═══ RECORDS FOR THE TASK ═══

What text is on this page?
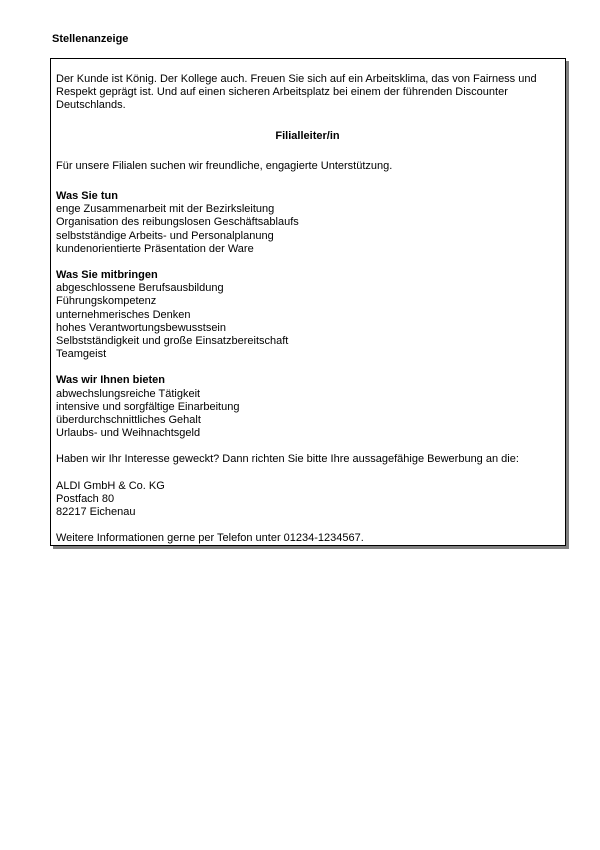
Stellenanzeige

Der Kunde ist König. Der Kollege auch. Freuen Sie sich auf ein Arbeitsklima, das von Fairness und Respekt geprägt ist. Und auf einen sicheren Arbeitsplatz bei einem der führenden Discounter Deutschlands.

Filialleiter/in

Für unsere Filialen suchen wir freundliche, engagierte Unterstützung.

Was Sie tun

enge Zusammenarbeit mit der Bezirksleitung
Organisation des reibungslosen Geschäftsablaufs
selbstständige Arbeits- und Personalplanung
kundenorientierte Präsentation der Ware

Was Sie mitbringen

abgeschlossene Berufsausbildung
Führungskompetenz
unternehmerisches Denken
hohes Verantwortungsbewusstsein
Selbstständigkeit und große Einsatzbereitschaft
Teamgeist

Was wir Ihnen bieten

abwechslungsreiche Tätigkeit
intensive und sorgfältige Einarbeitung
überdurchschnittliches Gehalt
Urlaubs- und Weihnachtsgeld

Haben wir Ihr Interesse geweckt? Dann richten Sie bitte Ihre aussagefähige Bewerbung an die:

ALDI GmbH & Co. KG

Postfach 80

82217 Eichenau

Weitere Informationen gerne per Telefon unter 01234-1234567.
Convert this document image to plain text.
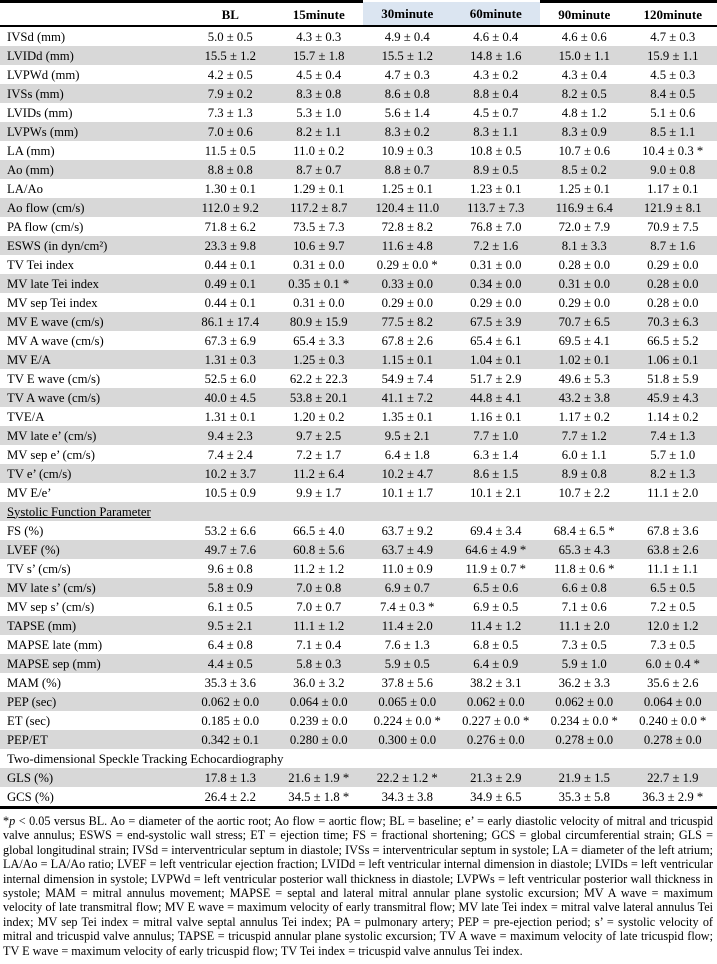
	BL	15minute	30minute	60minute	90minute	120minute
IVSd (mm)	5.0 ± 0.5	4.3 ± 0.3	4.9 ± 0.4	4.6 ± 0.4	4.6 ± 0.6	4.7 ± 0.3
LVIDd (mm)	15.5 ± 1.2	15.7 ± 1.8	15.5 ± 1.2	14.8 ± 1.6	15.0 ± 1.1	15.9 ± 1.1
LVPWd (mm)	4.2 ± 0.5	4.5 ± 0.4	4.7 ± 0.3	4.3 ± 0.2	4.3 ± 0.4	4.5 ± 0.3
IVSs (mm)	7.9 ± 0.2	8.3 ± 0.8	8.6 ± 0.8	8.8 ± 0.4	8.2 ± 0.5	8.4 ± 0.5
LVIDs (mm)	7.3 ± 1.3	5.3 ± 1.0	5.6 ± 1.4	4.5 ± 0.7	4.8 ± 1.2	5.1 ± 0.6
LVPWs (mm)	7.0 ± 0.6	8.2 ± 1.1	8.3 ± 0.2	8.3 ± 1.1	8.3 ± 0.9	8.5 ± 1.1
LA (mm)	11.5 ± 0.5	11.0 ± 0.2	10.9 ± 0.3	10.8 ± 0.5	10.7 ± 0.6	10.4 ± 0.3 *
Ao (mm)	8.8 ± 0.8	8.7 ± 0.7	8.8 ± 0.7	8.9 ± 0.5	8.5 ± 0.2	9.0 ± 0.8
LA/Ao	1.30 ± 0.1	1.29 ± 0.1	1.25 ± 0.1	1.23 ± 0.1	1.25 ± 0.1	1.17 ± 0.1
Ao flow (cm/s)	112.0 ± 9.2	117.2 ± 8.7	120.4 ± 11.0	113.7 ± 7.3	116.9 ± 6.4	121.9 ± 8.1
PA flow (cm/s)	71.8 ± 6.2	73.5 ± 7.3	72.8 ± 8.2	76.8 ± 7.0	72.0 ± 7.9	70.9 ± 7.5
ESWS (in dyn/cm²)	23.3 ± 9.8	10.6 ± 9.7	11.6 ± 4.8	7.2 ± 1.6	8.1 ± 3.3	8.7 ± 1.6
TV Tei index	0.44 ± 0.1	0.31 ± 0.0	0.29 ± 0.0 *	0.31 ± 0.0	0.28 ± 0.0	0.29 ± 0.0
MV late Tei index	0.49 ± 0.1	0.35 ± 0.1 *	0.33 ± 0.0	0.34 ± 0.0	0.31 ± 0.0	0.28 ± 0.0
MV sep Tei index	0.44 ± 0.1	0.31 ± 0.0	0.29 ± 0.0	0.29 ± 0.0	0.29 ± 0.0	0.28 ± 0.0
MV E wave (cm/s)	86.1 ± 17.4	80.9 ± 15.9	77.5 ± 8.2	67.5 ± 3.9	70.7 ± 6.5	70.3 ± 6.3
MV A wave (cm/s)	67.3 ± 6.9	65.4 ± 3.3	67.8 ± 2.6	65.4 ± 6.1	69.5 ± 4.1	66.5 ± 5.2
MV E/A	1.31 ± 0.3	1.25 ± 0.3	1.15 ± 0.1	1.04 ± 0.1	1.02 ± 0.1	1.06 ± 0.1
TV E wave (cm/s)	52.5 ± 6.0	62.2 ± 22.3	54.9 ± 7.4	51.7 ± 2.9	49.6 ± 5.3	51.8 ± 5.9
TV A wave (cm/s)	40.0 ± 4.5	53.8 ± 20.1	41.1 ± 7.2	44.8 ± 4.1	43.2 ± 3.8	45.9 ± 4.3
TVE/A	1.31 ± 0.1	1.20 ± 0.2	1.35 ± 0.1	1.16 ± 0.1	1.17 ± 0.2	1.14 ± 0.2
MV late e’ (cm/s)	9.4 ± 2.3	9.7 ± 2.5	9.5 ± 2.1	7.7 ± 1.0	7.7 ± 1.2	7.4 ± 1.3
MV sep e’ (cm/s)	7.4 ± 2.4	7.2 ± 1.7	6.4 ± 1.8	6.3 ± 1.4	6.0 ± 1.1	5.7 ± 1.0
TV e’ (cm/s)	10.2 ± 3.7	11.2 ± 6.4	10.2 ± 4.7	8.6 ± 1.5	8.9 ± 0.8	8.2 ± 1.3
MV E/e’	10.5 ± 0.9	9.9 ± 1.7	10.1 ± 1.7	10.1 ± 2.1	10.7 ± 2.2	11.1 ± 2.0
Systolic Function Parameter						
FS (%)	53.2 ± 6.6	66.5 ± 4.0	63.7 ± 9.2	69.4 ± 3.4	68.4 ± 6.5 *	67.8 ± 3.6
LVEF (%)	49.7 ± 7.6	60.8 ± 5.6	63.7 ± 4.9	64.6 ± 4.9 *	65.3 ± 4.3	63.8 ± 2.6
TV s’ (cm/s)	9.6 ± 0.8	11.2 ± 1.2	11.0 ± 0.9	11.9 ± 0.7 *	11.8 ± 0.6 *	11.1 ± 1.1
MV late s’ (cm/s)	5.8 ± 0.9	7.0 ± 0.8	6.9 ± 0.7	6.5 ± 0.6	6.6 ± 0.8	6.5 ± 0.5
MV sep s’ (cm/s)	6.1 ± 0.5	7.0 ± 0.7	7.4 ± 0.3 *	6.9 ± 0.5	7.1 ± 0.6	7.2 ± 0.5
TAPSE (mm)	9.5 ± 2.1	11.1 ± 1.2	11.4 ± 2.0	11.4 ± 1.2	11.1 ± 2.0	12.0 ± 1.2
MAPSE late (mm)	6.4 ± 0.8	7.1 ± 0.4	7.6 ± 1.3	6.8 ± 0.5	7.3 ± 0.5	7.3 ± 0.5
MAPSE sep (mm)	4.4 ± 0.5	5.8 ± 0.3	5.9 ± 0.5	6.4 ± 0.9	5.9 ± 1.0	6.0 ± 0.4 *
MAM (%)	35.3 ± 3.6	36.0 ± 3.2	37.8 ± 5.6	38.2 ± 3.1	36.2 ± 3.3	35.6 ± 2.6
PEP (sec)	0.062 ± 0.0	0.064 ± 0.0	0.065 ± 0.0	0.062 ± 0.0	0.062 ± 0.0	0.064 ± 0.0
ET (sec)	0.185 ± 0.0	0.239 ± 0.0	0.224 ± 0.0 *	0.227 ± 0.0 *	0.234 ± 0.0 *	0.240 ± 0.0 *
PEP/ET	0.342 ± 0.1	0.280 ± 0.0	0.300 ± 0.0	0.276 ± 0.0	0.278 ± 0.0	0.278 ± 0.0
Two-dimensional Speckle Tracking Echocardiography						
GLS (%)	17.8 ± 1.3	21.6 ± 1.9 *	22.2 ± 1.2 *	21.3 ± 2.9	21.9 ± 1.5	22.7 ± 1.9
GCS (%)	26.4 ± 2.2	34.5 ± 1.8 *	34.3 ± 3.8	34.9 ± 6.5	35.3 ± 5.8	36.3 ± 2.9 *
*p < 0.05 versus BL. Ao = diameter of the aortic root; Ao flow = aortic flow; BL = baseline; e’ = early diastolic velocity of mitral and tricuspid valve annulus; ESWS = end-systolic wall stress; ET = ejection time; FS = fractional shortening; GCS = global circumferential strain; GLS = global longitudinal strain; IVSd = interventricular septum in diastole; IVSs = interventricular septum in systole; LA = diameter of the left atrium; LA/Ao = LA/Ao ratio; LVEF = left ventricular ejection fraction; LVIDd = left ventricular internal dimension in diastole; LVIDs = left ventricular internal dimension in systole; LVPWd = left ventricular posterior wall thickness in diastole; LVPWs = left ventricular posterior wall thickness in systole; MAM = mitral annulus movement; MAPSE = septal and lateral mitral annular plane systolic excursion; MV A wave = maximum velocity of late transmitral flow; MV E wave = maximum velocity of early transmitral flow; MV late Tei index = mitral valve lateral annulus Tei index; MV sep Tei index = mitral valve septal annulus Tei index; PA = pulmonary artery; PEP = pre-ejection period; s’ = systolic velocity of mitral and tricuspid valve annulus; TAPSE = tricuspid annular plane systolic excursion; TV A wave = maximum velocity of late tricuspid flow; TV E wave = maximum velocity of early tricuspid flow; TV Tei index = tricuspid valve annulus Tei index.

═══

Tell how many lines contain the word "text", using only the number.

#### [RESULT BELOW]
2